Please set down all the lines beneath this one exactly, without the pictures.

= = = = = = =

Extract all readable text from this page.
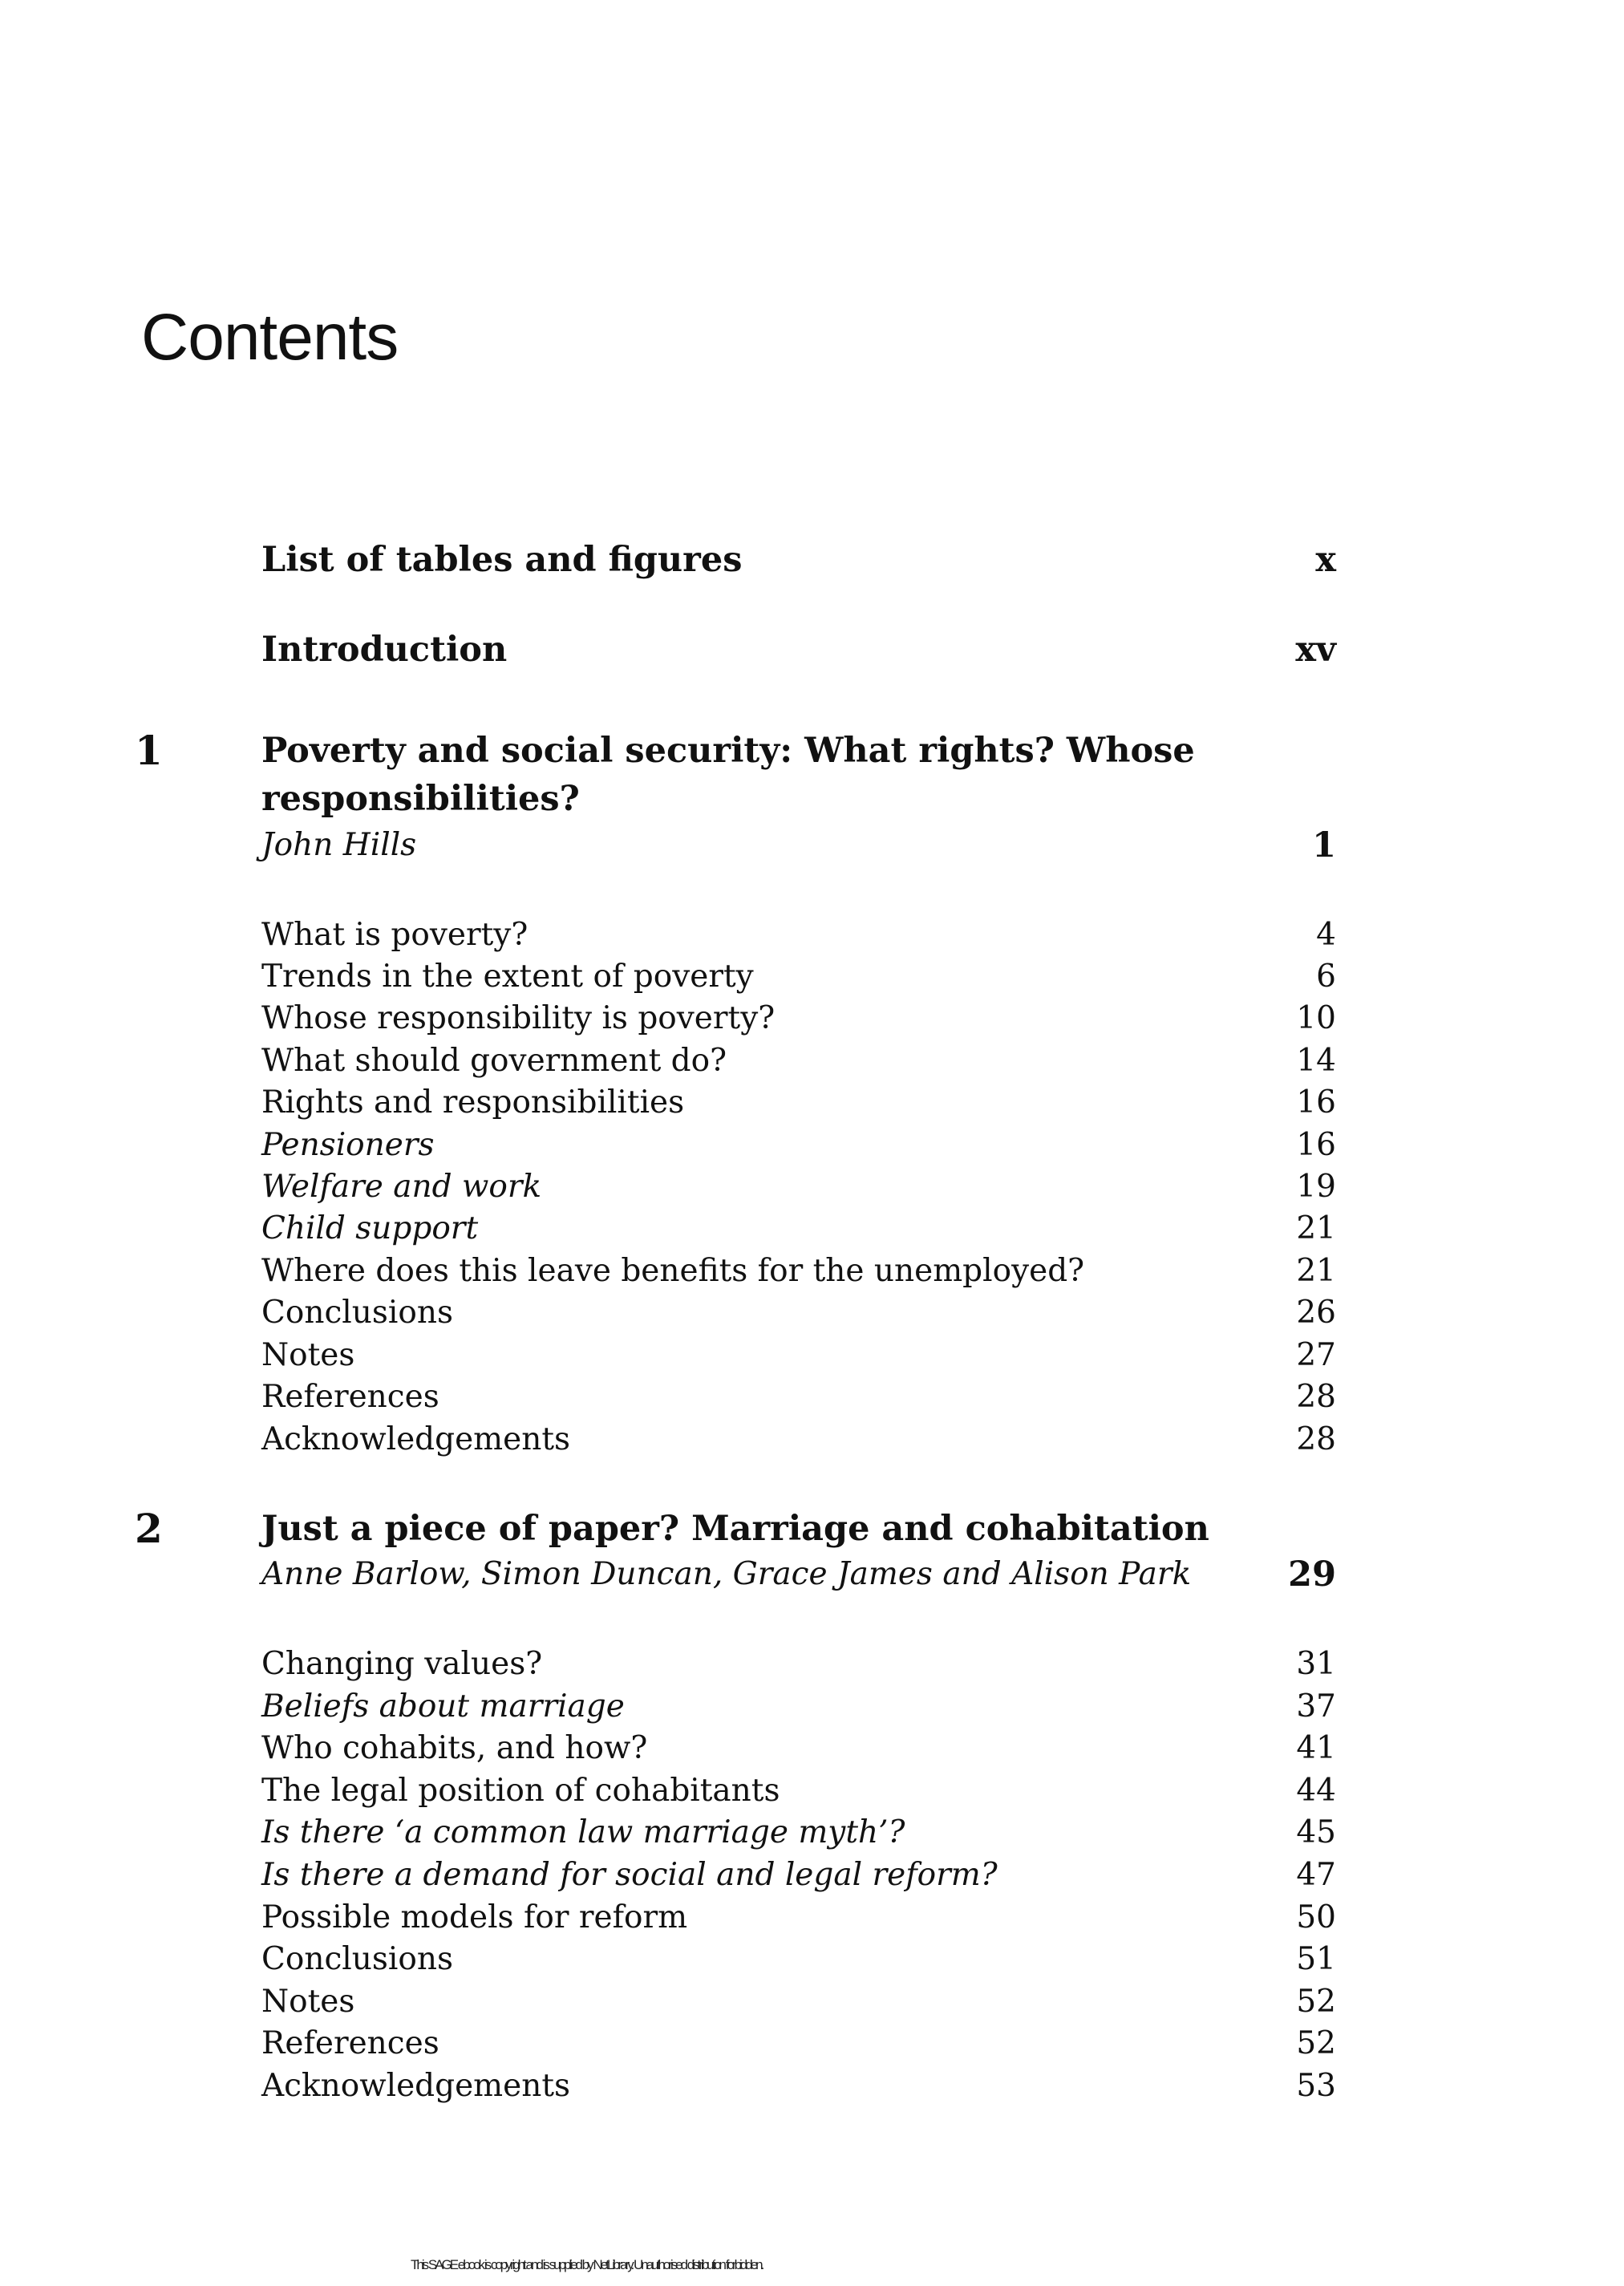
Contents
List of tables and figures	x
Introduction	xv
1	Poverty and social security: What rights? Whose
responsibilities?
John Hills	1
What is poverty?	4
Trends in the extent of poverty	6
Whose responsibility is poverty?	10
What should government do?	14
Rights and responsibilities	16
Pensioners	16
Welfare and work	19
Child support	21
Where does this leave benefits for the unemployed?	21
Conclusions	26
Notes	27
References	28
Acknowledgements	28
2	Just a piece of paper? Marriage and cohabitation
Anne Barlow, Simon Duncan, Grace James and Alison Park	29
Changing values?	31
Beliefs about marriage	37
Who cohabits, and how?	41
The legal position of cohabitants	44
Is there ‘a common law marriage myth’?	45
Is there a demand for social and legal reform?	47
Possible models for reform	50
Conclusions	51
Notes	52
References	52
Acknowledgements	53
This SAGE ebook is copyright and is supplied by NetLibrary. Unauthorised distribution forbidden.
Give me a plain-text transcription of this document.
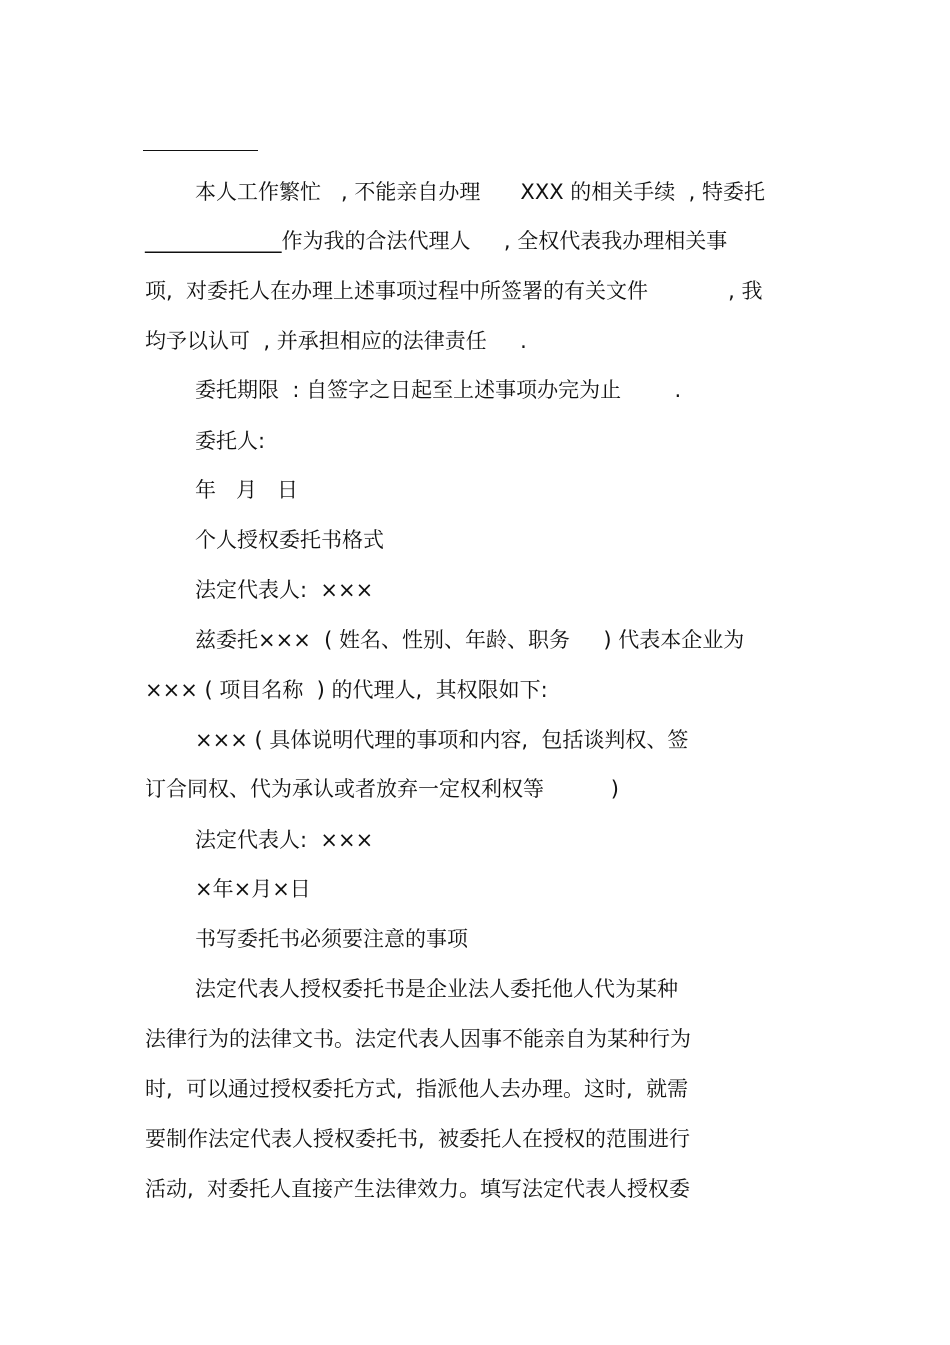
本人工作繁忙   , 不能亲自办理      XXX 的相关手续  , 特委托

_____________作为我的合法代理人     , 全权代表我办理相关事

项,  对委托人在办理上述事项过程中所签署的有关文件            , 我

均予以认可  , 并承担相应的法律责任     .

委托期限  : 自签字之日起至上述事项办完为止        .

委托人:

年   月   日

个人授权委托书格式

法定代表人:  ×××

兹委托×××  ( 姓名、性别、年龄、职务     ) 代表本企业为

××× ( 项目名称  ) 的代理人,  其权限如下:

××× ( 具体说明代理的事项和内容,  包括谈判权、签

订合同权、代为承认或者放弃一定权利权等          )

法定代表人:  ×××

×年×月×日

书写委托书必须要注意的事项

法定代表人授权委托书是企业法人委托他人代为某种

法律行为的法律文书。法定代表人因事不能亲自为某种行为

时,  可以通过授权委托方式,  指派他人去办理。这时,  就需

要制作法定代表人授权委托书,  被委托人在授权的范围进行

活动,  对委托人直接产生法律效力。填写法定代表人授权委
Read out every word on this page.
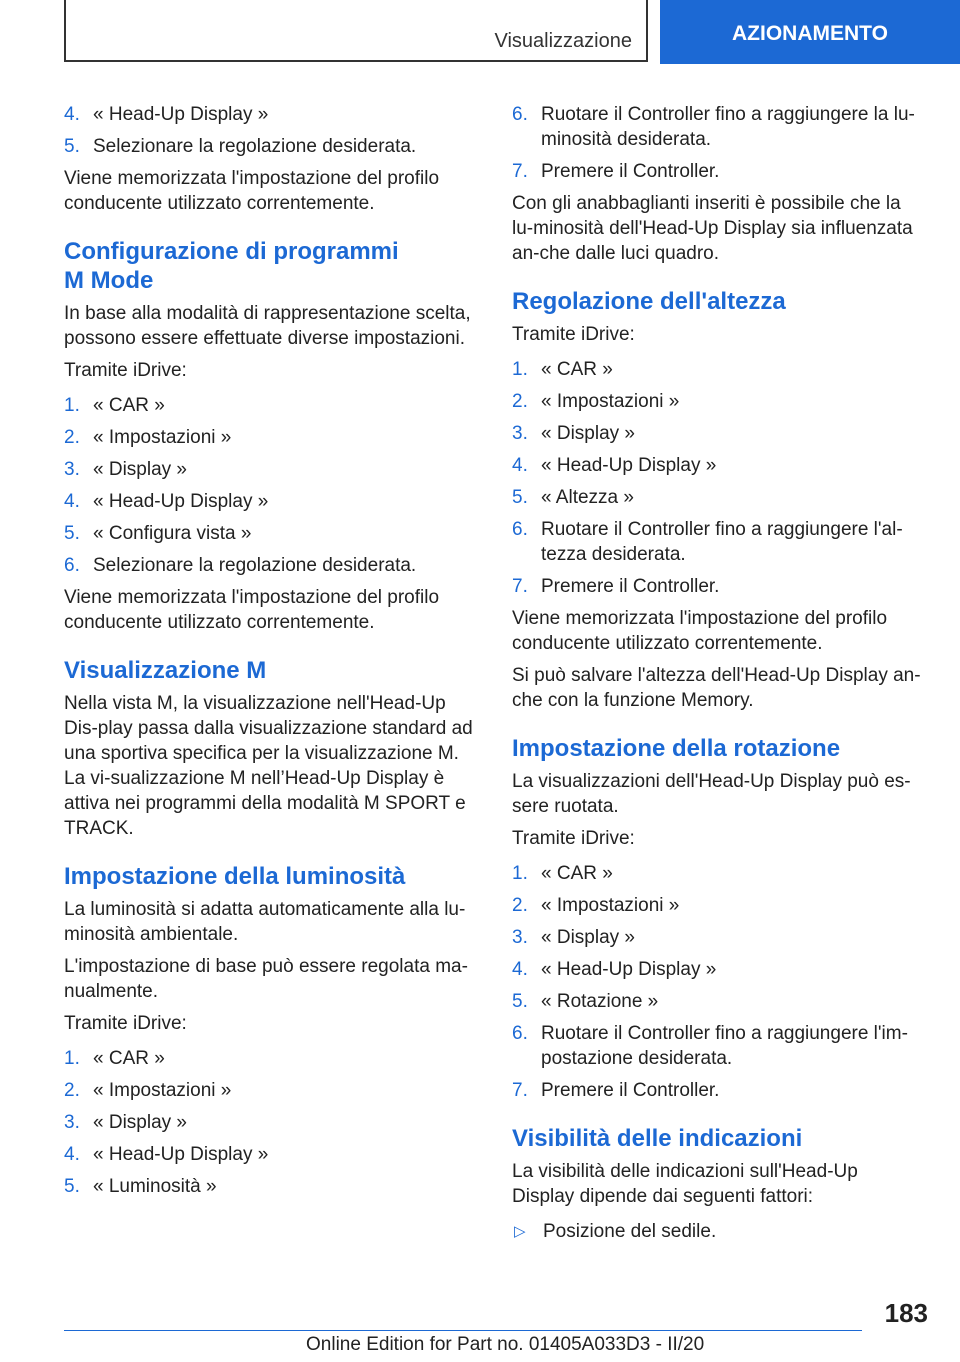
Visualizzazione	AZIONAMENTO
4. « Head-Up Display »
5. Selezionare la regolazione desiderata.

Viene memorizzata l'impostazione del profilo conducente utilizzato correntemente.

Configurazione di programmi
M Mode

In base alla modalità di rappresentazione scelta, possono essere effettuate diverse impostazioni.

Tramite iDrive:

1. « CAR »
2. « Impostazioni »
3. « Display »
4. « Head-Up Display »
5. « Configura vista »
6. Selezionare la regolazione desiderata.

Viene memorizzata l'impostazione del profilo conducente utilizzato correntemente.

Visualizzazione M

Nella vista M, la visualizzazione nell'Head-Up Dis-play passa dalla visualizzazione standard ad una sportiva specifica per la visualizzazione M. La vi-sualizzazione M nell’Head-Up Display è attiva nei programmi della modalità M SPORT e TRACK.

Impostazione della luminosità

La luminosità si adatta automaticamente alla lu-minosità ambientale.

L'impostazione di base può essere regolata ma-nualmente.

Tramite iDrive:

1. « CAR »
2. « Impostazioni »
3. « Display »
4. « Head-Up Display »
5. « Luminosità »
6. Ruotare il Controller fino a raggiungere la lu-minosità desiderata.
7. Premere il Controller.

Con gli anabbaglianti inseriti è possibile che la lu-minosità dell'Head-Up Display sia influenzata an-che dalle luci quadro.

Regolazione dell'altezza

Tramite iDrive:

1. « CAR »
2. « Impostazioni »
3. « Display »
4. « Head-Up Display »
5. « Altezza »
6. Ruotare il Controller fino a raggiungere l'al-tezza desiderata.
7. Premere il Controller.

Viene memorizzata l'impostazione del profilo conducente utilizzato correntemente.

Si può salvare l'altezza dell'Head-Up Display an-che con la funzione Memory.

Impostazione della rotazione

La visualizzazioni dell'Head-Up Display può es-sere ruotata.

Tramite iDrive:

1. « CAR »
2. « Impostazioni »
3. « Display »
4. « Head-Up Display »
5. « Rotazione »
6. Ruotare il Controller fino a raggiungere l'im-postazione desiderata.
7. Premere il Controller.
Visibilità delle indicazioni

La visibilità delle indicazioni sull'Head-Up Display dipende dai seguenti fattori:

▷ Posizione del sedile.
183
Online Edition for Part no. 01405A033D3 - II/20
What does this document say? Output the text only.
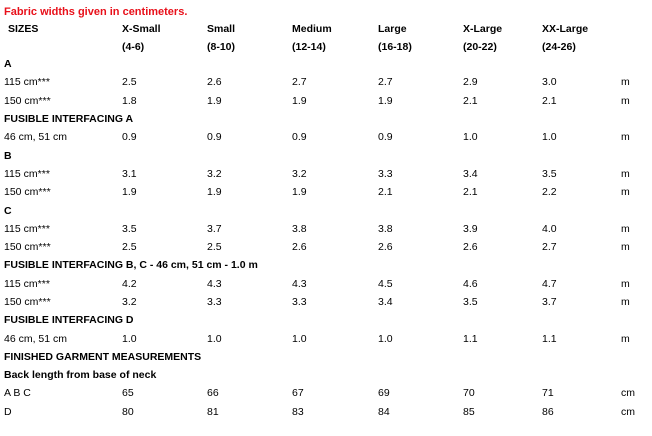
Fabric widths given in centimeters.
SIZES	X-Small	Small	Medium	Large	X-Large	XX-Large	
	(4-6)	(8-10)	(12-14)	(16-18)	(20-22)	(24-26)	
A							
115 cm***	2.5	2.6	2.7	2.7	2.9	3.0	m
150 cm***	1.8	1.9	1.9	1.9	2.1	2.1	m
FUSIBLE INTERFACING A							
46 cm, 51 cm	0.9	0.9	0.9	0.9	1.0	1.0	m
B							
115 cm***	3.1	3.2	3.2	3.3	3.4	3.5	m
150 cm***	1.9	1.9	1.9	2.1	2.1	2.2	m
C							
115 cm***	3.5	3.7	3.8	3.8	3.9	4.0	m
150 cm***	2.5	2.5	2.6	2.6	2.6	2.7	m
FUSIBLE INTERFACING B, C - 46 cm, 51 cm - 1.0 m							
115 cm***	4.2	4.3	4.3	4.5	4.6	4.7	m
150 cm***	3.2	3.3	3.3	3.4	3.5	3.7	m
FUSIBLE INTERFACING D							
46 cm, 51 cm	1.0	1.0	1.0	1.0	1.1	1.1	m
FINISHED GARMENT MEASUREMENTS							
Back length from base of neck							
A B C	65	66	67	69	70	71	cm
D	80	81	83	84	85	86	cm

= = = = = = =

__Exercise response__:
Extract all readable text from this page.
Contents
List of tables and figures	x
Introduction	xv
1	Poverty and social security: What rights? Whose
responsibilities?
John Hills	1
What is poverty?	4
Trends in the extent of poverty	6
Whose responsibility is poverty?	10
What should government do?	14
Rights and responsibilities	16
Pensioners	16
Welfare and work	19
Child support	21
Where does this leave benefits for the unemployed?	21
Conclusions	26
Notes	27
References	28
Acknowledgements	28
2	Just a piece of paper? Marriage and cohabitation
Anne Barlow, Simon Duncan, Grace James and Alison Park	29
Changing values?	31
Beliefs about marriage	37
Who cohabits, and how?	41
The legal position of cohabitants	44
Is there ‘a common law marriage myth’?	45
Is there a demand for social and legal reform?	47
Possible models for reform	50
Conclusions	51
Notes	52
References	52
Acknowledgements	53
This SAGE ebook is copyright and is supplied by NetLibrary. Unauthorised distribution forbidden.
Give me a plain-text transcription of this document.
本人工作繁忙   , 不能亲自办理      XXX 的相关手续  , 特委托

_____________作为我的合法代理人     , 全权代表我办理相关事

项,  对委托人在办理上述事项过程中所签署的有关文件            , 我

均予以认可  , 并承担相应的法律责任     .

委托期限  : 自签字之日起至上述事项办完为止        .

委托人:

年   月   日

个人授权委托书格式

法定代表人:  ×××

兹委托×××  ( 姓名、性别、年龄、职务     ) 代表本企业为

××× ( 项目名称  ) 的代理人,  其权限如下:

××× ( 具体说明代理的事项和内容,  包括谈判权、签

订合同权、代为承认或者放弃一定权利权等          )

法定代表人:  ×××

×年×月×日

书写委托书必须要注意的事项

法定代表人授权委托书是企业法人委托他人代为某种

法律行为的法律文书。法定代表人因事不能亲自为某种行为

时,  可以通过授权委托方式,  指派他人去办理。这时,  就需

要制作法定代表人授权委托书,  被委托人在授权的范围进行

活动,  对委托人直接产生法律效力。填写法定代表人授权委
Read out every word on this page.
Visualizzazione	AZIONAMENTO
4. « Head-Up Display »
5. Selezionare la regolazione desiderata.

Viene memorizzata l'impostazione del profilo conducente utilizzato correntemente.

Configurazione di programmi
M Mode

In base alla modalità di rappresentazione scelta, possono essere effettuate diverse impostazioni.

Tramite iDrive:

1. « CAR »
2. « Impostazioni »
3. « Display »
4. « Head-Up Display »
5. « Configura vista »
6. Selezionare la regolazione desiderata.

Viene memorizzata l'impostazione del profilo conducente utilizzato correntemente.

Visualizzazione M

Nella vista M, la visualizzazione nell'Head-Up Dis-play passa dalla visualizzazione standard ad una sportiva specifica per la visualizzazione M. La vi-sualizzazione M nell’Head-Up Display è attiva nei programmi della modalità M SPORT e TRACK.

Impostazione della luminosità

La luminosità si adatta automaticamente alla lu-minosità ambientale.

L'impostazione di base può essere regolata ma-nualmente.

Tramite iDrive:

1. « CAR »
2. « Impostazioni »
3. « Display »
4. « Head-Up Display »
5. « Luminosità »
6. Ruotare il Controller fino a raggiungere la lu-minosità desiderata.
7. Premere il Controller.

Con gli anabbaglianti inseriti è possibile che la lu-minosità dell'Head-Up Display sia influenzata an-che dalle luci quadro.

Regolazione dell'altezza

Tramite iDrive:

1. « CAR »
2. « Impostazioni »
3. « Display »
4. « Head-Up Display »
5. « Altezza »
6. Ruotare il Controller fino a raggiungere l'al-tezza desiderata.
7. Premere il Controller.

Viene memorizzata l'impostazione del profilo conducente utilizzato correntemente.

Si può salvare l'altezza dell'Head-Up Display an-che con la funzione Memory.

Impostazione della rotazione

La visualizzazioni dell'Head-Up Display può es-sere ruotata.

Tramite iDrive:

1. « CAR »
2. « Impostazioni »
3. « Display »
4. « Head-Up Display »
5. « Rotazione »
6. Ruotare il Controller fino a raggiungere l'im-postazione desiderata.
7. Premere il Controller.
Visibilità delle indicazioni

La visibilità delle indicazioni sull'Head-Up Display dipende dai seguenti fattori:

▷ Posizione del sedile.
183
Online Edition for Part no. 01405A033D3 - II/20
What does this document say? Output the text only.
Fabric widths given in centimeters.
SIZES	X-Small	Small	Medium	Large	X-Large	XX-Large	
	(4-6)	(8-10)	(12-14)	(16-18)	(20-22)	(24-26)	
A							
115 cm***	2.5	2.6	2.7	2.7	2.9	3.0	m
150 cm***	1.8	1.9	1.9	1.9	2.1	2.1	m
FUSIBLE INTERFACING A							
46 cm, 51 cm	0.9	0.9	0.9	0.9	1.0	1.0	m
B							
115 cm***	3.1	3.2	3.2	3.3	3.4	3.5	m
150 cm***	1.9	1.9	1.9	2.1	2.1	2.2	m
C							
115 cm***	3.5	3.7	3.8	3.8	3.9	4.0	m
150 cm***	2.5	2.5	2.6	2.6	2.6	2.7	m
FUSIBLE INTERFACING B, C - 46 cm, 51 cm - 1.0 m							
115 cm***	4.2	4.3	4.3	4.5	4.6	4.7	m
150 cm***	3.2	3.3	3.3	3.4	3.5	3.7	m
FUSIBLE INTERFACING D							
46 cm, 51 cm	1.0	1.0	1.0	1.0	1.1	1.1	m
FINISHED GARMENT MEASUREMENTS							
Back length from base of neck							
A B C	65	66	67	69	70	71	cm
D	80	81	83	84	85	86	cm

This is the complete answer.